:: Records

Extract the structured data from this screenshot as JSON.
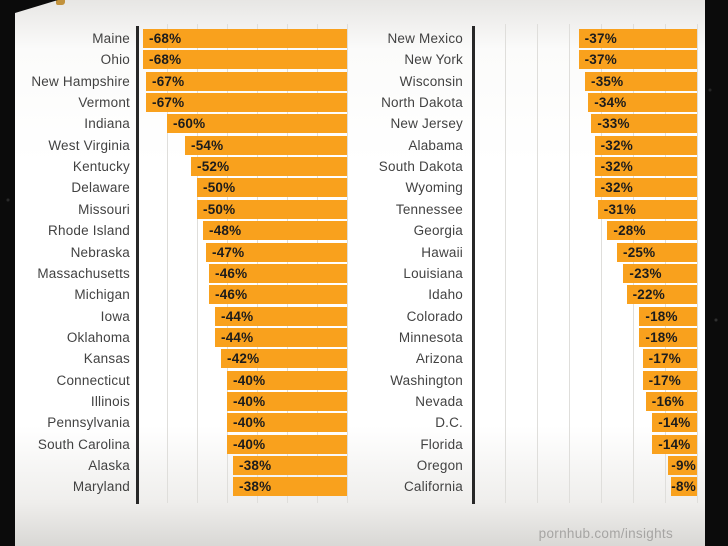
{
  "footer": {
    "source": "pornhub.com/insights"
  },
  "colors": {
    "bar": "#f9a11d",
    "axis": "#272727",
    "gridline": "#dfdedb",
    "state_label": "#424242",
    "value_text": "#1c1c1c",
    "source_text": "#a6a5a3",
    "frame": "#0b0b0b"
  },
  "chart_data": {
    "type": "bar",
    "orientation": "horizontal",
    "unit": "%",
    "title": "",
    "xlabel": "",
    "ylabel": "",
    "axis": {
      "min": -70,
      "max": 0,
      "gridline_step": 10
    },
    "grid": true,
    "legend": false,
    "source": "pornhub.com/insights",
    "panels": [
      {
        "name": "left-panel",
        "rows": [
          {
            "label": "Maine",
            "value": -68
          },
          {
            "label": "Ohio",
            "value": -68
          },
          {
            "label": "New Hampshire",
            "value": -67
          },
          {
            "label": "Vermont",
            "value": -67
          },
          {
            "label": "Indiana",
            "value": -60
          },
          {
            "label": "West Virginia",
            "value": -54
          },
          {
            "label": "Kentucky",
            "value": -52
          },
          {
            "label": "Delaware",
            "value": -50
          },
          {
            "label": "Missouri",
            "value": -50
          },
          {
            "label": "Rhode Island",
            "value": -48
          },
          {
            "label": "Nebraska",
            "value": -47
          },
          {
            "label": "Massachusetts",
            "value": -46
          },
          {
            "label": "Michigan",
            "value": -46
          },
          {
            "label": "Iowa",
            "value": -44
          },
          {
            "label": "Oklahoma",
            "value": -44
          },
          {
            "label": "Kansas",
            "value": -42
          },
          {
            "label": "Connecticut",
            "value": -40
          },
          {
            "label": "Illinois",
            "value": -40
          },
          {
            "label": "Pennsylvania",
            "value": -40
          },
          {
            "label": "South Carolina",
            "value": -40
          },
          {
            "label": "Alaska",
            "value": -38
          },
          {
            "label": "Maryland",
            "value": -38
          }
        ]
      },
      {
        "name": "right-panel",
        "rows": [
          {
            "label": "New Mexico",
            "value": -37
          },
          {
            "label": "New York",
            "value": -37
          },
          {
            "label": "Wisconsin",
            "value": -35
          },
          {
            "label": "North Dakota",
            "value": -34
          },
          {
            "label": "New Jersey",
            "value": -33
          },
          {
            "label": "Alabama",
            "value": -32
          },
          {
            "label": "South Dakota",
            "value": -32
          },
          {
            "label": "Wyoming",
            "value": -32
          },
          {
            "label": "Tennessee",
            "value": -31
          },
          {
            "label": "Georgia",
            "value": -28
          },
          {
            "label": "Hawaii",
            "value": -25
          },
          {
            "label": "Louisiana",
            "value": -23
          },
          {
            "label": "Idaho",
            "value": -22
          },
          {
            "label": "Colorado",
            "value": -18
          },
          {
            "label": "Minnesota",
            "value": -18
          },
          {
            "label": "Arizona",
            "value": -17
          },
          {
            "label": "Washington",
            "value": -17
          },
          {
            "label": "Nevada",
            "value": -16
          },
          {
            "label": "D.C.",
            "value": -14
          },
          {
            "label": "Florida",
            "value": -14
          },
          {
            "label": "Oregon",
            "value": -9
          },
          {
            "label": "California",
            "value": -8
          }
        ]
      }
    ]
  }
}
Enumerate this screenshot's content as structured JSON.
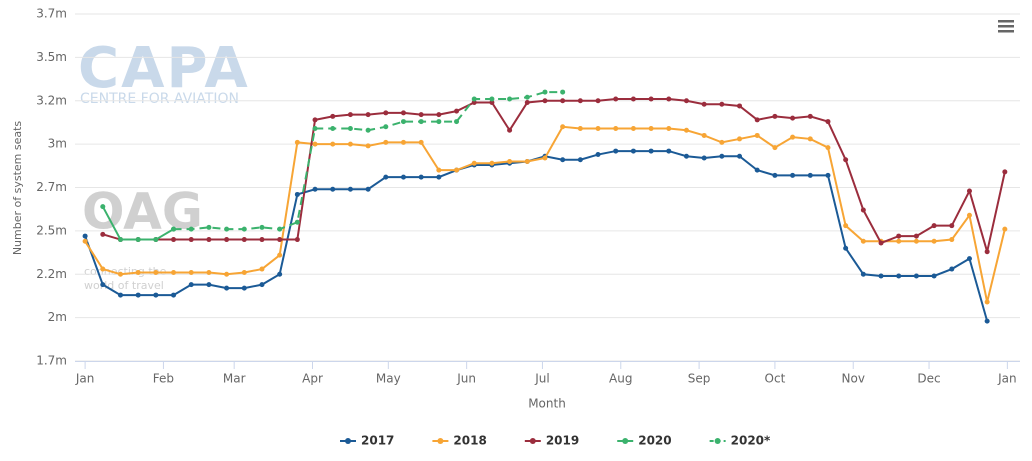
{
  "chart_data": {
    "type": "line",
    "xlabel": "Month",
    "ylabel": "Number of system seats",
    "watermarks": [
      "CAPA",
      "CENTRE FOR AVIATION",
      "OAG",
      "connecting the",
      "world of travel"
    ],
    "x": [
      0,
      7,
      14,
      21,
      28,
      35,
      42,
      49,
      56,
      63,
      70,
      77,
      84,
      91,
      98,
      105,
      112,
      119,
      126,
      133,
      140,
      147,
      154,
      161,
      168,
      175,
      182,
      189,
      196,
      203,
      210,
      217,
      224,
      231,
      238,
      245,
      252,
      259,
      266,
      273,
      280,
      287,
      294,
      301,
      308,
      315,
      322,
      329,
      336,
      343,
      350,
      357,
      364
    ],
    "xlim": [
      -4,
      370
    ],
    "xticks": [
      {
        "value": 0,
        "label": "Jan"
      },
      {
        "value": 31,
        "label": "Feb"
      },
      {
        "value": 59,
        "label": "Mar"
      },
      {
        "value": 90,
        "label": "Apr"
      },
      {
        "value": 120,
        "label": "May"
      },
      {
        "value": 151,
        "label": "Jun"
      },
      {
        "value": 181,
        "label": "Jul"
      },
      {
        "value": 212,
        "label": "Aug"
      },
      {
        "value": 243,
        "label": "Sep"
      },
      {
        "value": 273,
        "label": "Oct"
      },
      {
        "value": 304,
        "label": "Nov"
      },
      {
        "value": 334,
        "label": "Dec"
      },
      {
        "value": 365,
        "label": "Jan"
      }
    ],
    "ylim": [
      1750000,
      3750000
    ],
    "yticks": [
      {
        "value": 1750000,
        "label": "1.7m"
      },
      {
        "value": 2000000,
        "label": "2m"
      },
      {
        "value": 2250000,
        "label": "2.2m"
      },
      {
        "value": 2500000,
        "label": "2.5m"
      },
      {
        "value": 2750000,
        "label": "2.7m"
      },
      {
        "value": 3000000,
        "label": "3m"
      },
      {
        "value": 3250000,
        "label": "3.2m"
      },
      {
        "value": 3500000,
        "label": "3.5m"
      },
      {
        "value": 3750000,
        "label": "3.7m"
      }
    ],
    "grid": true,
    "legend": "bottom",
    "series": [
      {
        "name": "2017",
        "color": "#1b5a96",
        "dashed": false,
        "values": [
          2470000,
          2190000,
          2130000,
          2130000,
          2130000,
          2130000,
          2190000,
          2190000,
          2170000,
          2170000,
          2190000,
          2250000,
          2710000,
          2740000,
          2740000,
          2740000,
          2740000,
          2810000,
          2810000,
          2810000,
          2810000,
          2850000,
          2880000,
          2880000,
          2890000,
          2900000,
          2930000,
          2910000,
          2910000,
          2940000,
          2960000,
          2960000,
          2960000,
          2960000,
          2930000,
          2920000,
          2930000,
          2930000,
          2850000,
          2820000,
          2820000,
          2820000,
          2820000,
          2400000,
          2250000,
          2240000,
          2240000,
          2240000,
          2240000,
          2280000,
          2340000,
          1980000,
          null
        ]
      },
      {
        "name": "2018",
        "color": "#f7a535",
        "dashed": false,
        "values": [
          2440000,
          2280000,
          2250000,
          2260000,
          2260000,
          2260000,
          2260000,
          2260000,
          2250000,
          2260000,
          2280000,
          2360000,
          3010000,
          3000000,
          3000000,
          3000000,
          2990000,
          3010000,
          3010000,
          3010000,
          2850000,
          2850000,
          2890000,
          2890000,
          2900000,
          2900000,
          2920000,
          3100000,
          3090000,
          3090000,
          3090000,
          3090000,
          3090000,
          3090000,
          3080000,
          3050000,
          3010000,
          3030000,
          3050000,
          2980000,
          3040000,
          3030000,
          2980000,
          2530000,
          2440000,
          2440000,
          2440000,
          2440000,
          2440000,
          2450000,
          2590000,
          2090000,
          2510000
        ]
      },
      {
        "name": "2019",
        "color": "#9b2d3d",
        "dashed": false,
        "values": [
          null,
          2480000,
          2450000,
          2450000,
          2450000,
          2450000,
          2450000,
          2450000,
          2450000,
          2450000,
          2450000,
          2450000,
          2450000,
          3140000,
          3160000,
          3170000,
          3170000,
          3180000,
          3180000,
          3170000,
          3170000,
          3190000,
          3240000,
          3240000,
          3080000,
          3240000,
          3250000,
          3250000,
          3250000,
          3250000,
          3260000,
          3260000,
          3260000,
          3260000,
          3250000,
          3230000,
          3230000,
          3220000,
          3140000,
          3160000,
          3150000,
          3160000,
          3130000,
          2910000,
          2620000,
          2430000,
          2470000,
          2470000,
          2530000,
          2530000,
          2730000,
          2380000,
          2840000
        ]
      },
      {
        "name": "2020",
        "color": "#3bb26d",
        "dashed": false,
        "values": [
          null,
          2640000,
          2450000,
          2450000,
          2450000,
          2510000,
          null,
          null,
          null,
          null,
          null,
          null,
          null,
          null,
          null,
          null,
          null,
          null,
          null,
          null,
          null,
          null,
          null,
          null,
          null,
          null,
          null,
          null,
          null,
          null,
          null,
          null,
          null,
          null,
          null,
          null,
          null,
          null,
          null,
          null,
          null,
          null,
          null,
          null,
          null,
          null,
          null,
          null,
          null,
          null,
          null,
          null,
          null
        ]
      },
      {
        "name": "2020*",
        "color": "#3bb26d",
        "dashed": true,
        "values": [
          null,
          null,
          null,
          null,
          null,
          2510000,
          2510000,
          2520000,
          2510000,
          2510000,
          2520000,
          2510000,
          2550000,
          3090000,
          3090000,
          3090000,
          3080000,
          3100000,
          3130000,
          3130000,
          3130000,
          3130000,
          3260000,
          3260000,
          3260000,
          3270000,
          3300000,
          3300000,
          null,
          null,
          null,
          null,
          null,
          null,
          null,
          null,
          null,
          null,
          null,
          null,
          null,
          null,
          null,
          null,
          null,
          null,
          null,
          null,
          null,
          null,
          null,
          null,
          null
        ]
      }
    ]
  }
}
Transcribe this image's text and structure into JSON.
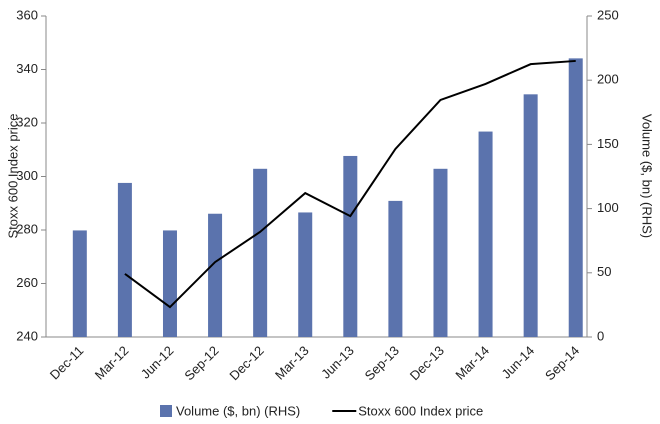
{
  "chart_data": {
    "type": "bar_line",
    "categories": [
      "Dec-11",
      "Mar-12",
      "Jun-12",
      "Sep-12",
      "Dec-12",
      "Mar-13",
      "Jun-13",
      "Sep-13",
      "Dec-13",
      "Mar-14",
      "Jun-14",
      "Sep-14"
    ],
    "series": [
      {
        "name": "Volume ($, bn) (RHS)",
        "type": "bar",
        "axis": "y2",
        "color": "#5b73ad",
        "values": [
          83,
          120,
          83,
          96,
          131,
          97,
          141,
          106,
          131,
          160,
          189,
          217
        ]
      },
      {
        "name": "Stoxx 600 Index price",
        "type": "line",
        "color": "#000000",
        "values": [
          null,
          263.6,
          251.2,
          268,
          279.3,
          293.8,
          285.2,
          310.3,
          328.6,
          334.6,
          342,
          343.2
        ]
      }
    ],
    "ylabel": "Stoxx 600 Index price",
    "y2label": "Volume ($, bn) (RHS)",
    "ylim": [
      240,
      360
    ],
    "yticks": [
      240,
      260,
      280,
      300,
      320,
      340,
      360
    ],
    "y2lim": [
      0,
      250
    ],
    "y2ticks": [
      0,
      50,
      100,
      150,
      200,
      250
    ],
    "legend": "bottom"
  }
}
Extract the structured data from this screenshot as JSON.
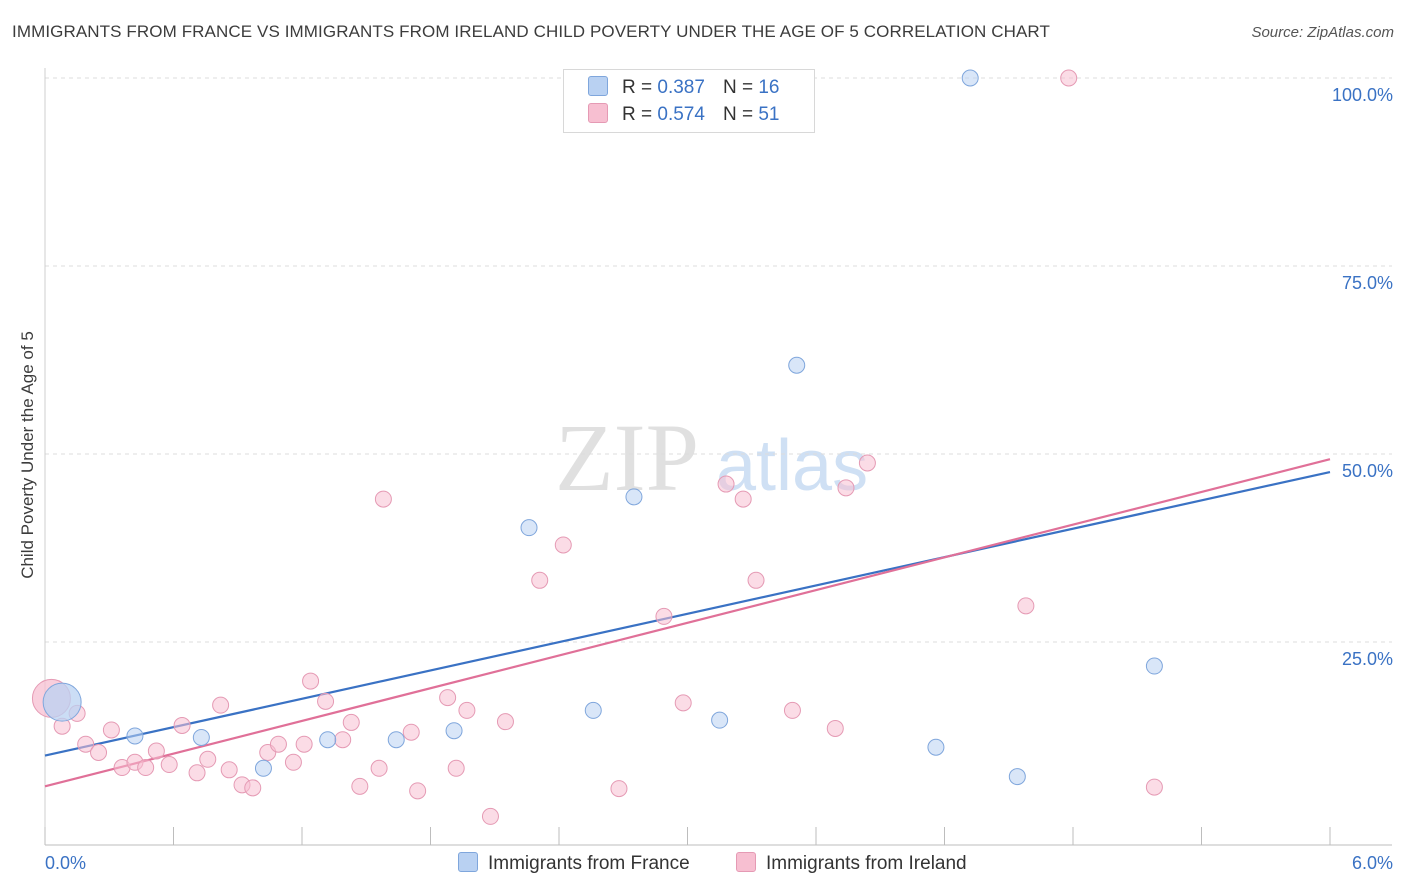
{
  "title": "IMMIGRANTS FROM FRANCE VS IMMIGRANTS FROM IRELAND CHILD POVERTY UNDER THE AGE OF 5 CORRELATION CHART",
  "source": "Source: ZipAtlas.com",
  "watermark": {
    "zip": "ZIP",
    "atlas": "atlas"
  },
  "colors": {
    "france": "#3a72c4",
    "france_fill": "#b9d1f2",
    "ireland": "#e07098",
    "ireland_fill": "#f7bfd1",
    "tick_text": "#3a72c4",
    "grid": "#dcdcdc"
  },
  "legend": {
    "france": {
      "r_label": "R =",
      "r_value": "0.387",
      "n_label": "N =",
      "n_value": "16"
    },
    "ireland": {
      "r_label": "R =",
      "r_value": "0.574",
      "n_label": "N =",
      "n_value": "51"
    }
  },
  "bottom_legend": {
    "france": "Immigrants from France",
    "ireland": "Immigrants from Ireland"
  },
  "chart_data": {
    "type": "scatter",
    "title": "IMMIGRANTS FROM FRANCE VS IMMIGRANTS FROM IRELAND CHILD POVERTY UNDER THE AGE OF 5 CORRELATION CHART",
    "xlabel": "",
    "ylabel": "Child Poverty Under the Age of 5",
    "xlim": [
      0,
      6
    ],
    "ylim": [
      0,
      100
    ],
    "x_tick_labels": [
      "0.0%",
      "6.0%"
    ],
    "y_ticks": [
      25,
      50,
      75,
      100
    ],
    "y_tick_labels": [
      "25.0%",
      "50.0%",
      "75.0%",
      "100.0%"
    ],
    "grid": true,
    "series": [
      {
        "name": "Immigrants from France",
        "points": [
          {
            "x": 0.08,
            "y": 17.0,
            "big": true
          },
          {
            "x": 0.42,
            "y": 12.5
          },
          {
            "x": 0.73,
            "y": 12.3
          },
          {
            "x": 1.02,
            "y": 8.2
          },
          {
            "x": 1.32,
            "y": 12.0
          },
          {
            "x": 1.64,
            "y": 12.0
          },
          {
            "x": 1.91,
            "y": 13.2
          },
          {
            "x": 2.26,
            "y": 40.2
          },
          {
            "x": 2.56,
            "y": 15.9
          },
          {
            "x": 2.75,
            "y": 44.3
          },
          {
            "x": 3.15,
            "y": 14.6
          },
          {
            "x": 3.51,
            "y": 61.8
          },
          {
            "x": 4.16,
            "y": 11.0
          },
          {
            "x": 4.32,
            "y": 100.0
          },
          {
            "x": 4.54,
            "y": 7.1
          },
          {
            "x": 5.18,
            "y": 21.8
          }
        ],
        "trend": {
          "x": [
            0,
            6
          ],
          "y": [
            9.9,
            47.6
          ]
        }
      },
      {
        "name": "Immigrants from Ireland",
        "points": [
          {
            "x": 0.03,
            "y": 17.5,
            "big": true
          },
          {
            "x": 0.08,
            "y": 13.8
          },
          {
            "x": 0.15,
            "y": 15.5
          },
          {
            "x": 0.19,
            "y": 11.4
          },
          {
            "x": 0.25,
            "y": 10.3
          },
          {
            "x": 0.31,
            "y": 13.3
          },
          {
            "x": 0.36,
            "y": 8.3
          },
          {
            "x": 0.42,
            "y": 9.0
          },
          {
            "x": 0.47,
            "y": 8.3
          },
          {
            "x": 0.52,
            "y": 10.5
          },
          {
            "x": 0.58,
            "y": 8.7
          },
          {
            "x": 0.64,
            "y": 13.9
          },
          {
            "x": 0.71,
            "y": 7.6
          },
          {
            "x": 0.76,
            "y": 9.4
          },
          {
            "x": 0.82,
            "y": 16.6
          },
          {
            "x": 0.86,
            "y": 8.0
          },
          {
            "x": 0.92,
            "y": 6.0
          },
          {
            "x": 0.97,
            "y": 5.6
          },
          {
            "x": 1.04,
            "y": 10.3
          },
          {
            "x": 1.09,
            "y": 11.4
          },
          {
            "x": 1.16,
            "y": 9.0
          },
          {
            "x": 1.21,
            "y": 11.4
          },
          {
            "x": 1.24,
            "y": 19.8
          },
          {
            "x": 1.31,
            "y": 17.1
          },
          {
            "x": 1.39,
            "y": 12.0
          },
          {
            "x": 1.43,
            "y": 14.3
          },
          {
            "x": 1.47,
            "y": 5.8
          },
          {
            "x": 1.58,
            "y": 44.0
          },
          {
            "x": 1.56,
            "y": 8.2
          },
          {
            "x": 1.71,
            "y": 13.0
          },
          {
            "x": 1.74,
            "y": 5.2
          },
          {
            "x": 1.88,
            "y": 17.6
          },
          {
            "x": 1.92,
            "y": 8.2
          },
          {
            "x": 1.97,
            "y": 15.9
          },
          {
            "x": 2.08,
            "y": 1.8
          },
          {
            "x": 2.15,
            "y": 14.4
          },
          {
            "x": 2.31,
            "y": 33.2
          },
          {
            "x": 2.42,
            "y": 37.9
          },
          {
            "x": 2.68,
            "y": 5.5
          },
          {
            "x": 2.89,
            "y": 28.4
          },
          {
            "x": 2.98,
            "y": 16.9
          },
          {
            "x": 3.18,
            "y": 46.0
          },
          {
            "x": 3.26,
            "y": 44.0
          },
          {
            "x": 3.32,
            "y": 33.2
          },
          {
            "x": 3.49,
            "y": 15.9
          },
          {
            "x": 3.69,
            "y": 13.5
          },
          {
            "x": 3.74,
            "y": 45.5
          },
          {
            "x": 3.84,
            "y": 48.8
          },
          {
            "x": 4.78,
            "y": 100.0
          },
          {
            "x": 4.58,
            "y": 29.8
          },
          {
            "x": 5.18,
            "y": 5.7
          }
        ],
        "trend": {
          "x": [
            0,
            6
          ],
          "y": [
            5.8,
            49.3
          ]
        }
      }
    ]
  }
}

::::

* Stated exercise *
Count every line above that holds the word "type", and state the number and nothing more.

* Answer for this exercise *
6